» **Directions for this task**:
The entries below contain pictures. Retype everything except those pictures, exactly as given.
### Listed entries ###
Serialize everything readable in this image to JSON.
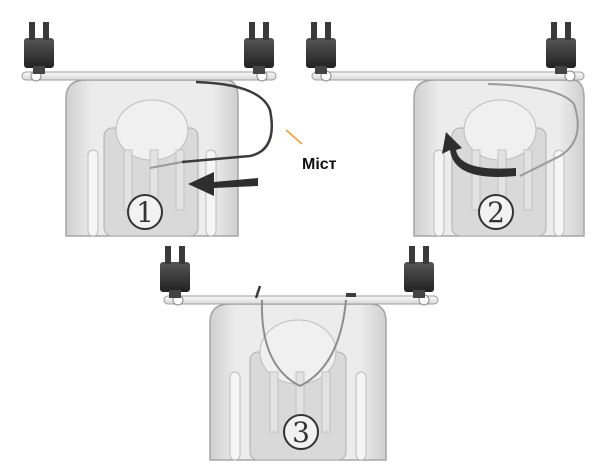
{
  "callout": {
    "label": "Міст"
  },
  "steps": [
    {
      "number": "1"
    },
    {
      "number": "2"
    },
    {
      "number": "3"
    }
  ],
  "colors": {
    "heater_body": "#e6e6e6",
    "heater_edge": "#9a9a9a",
    "mount": "#2f2f2f",
    "bar": "#f3f3f3",
    "arrow": "#3a3a3a",
    "cable": "#3c3c3c",
    "callout_line": "#f0a030"
  }
}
###
» **Exercise result**:
Serialize everything readable in this image to JSON.
{
  "callout": {
    "label": "Міст"
  },
  "steps": [
    {
      "number": "1"
    },
    {
      "number": "2"
    },
    {
      "number": "3"
    }
  ],
  "colors": {
    "heater_body": "#e6e6e6",
    "heater_edge": "#9a9a9a",
    "mount": "#2f2f2f",
    "bar": "#f3f3f3",
    "arrow": "#3a3a3a",
    "cable": "#3c3c3c",
    "callout_line": "#f0a030"
  }
}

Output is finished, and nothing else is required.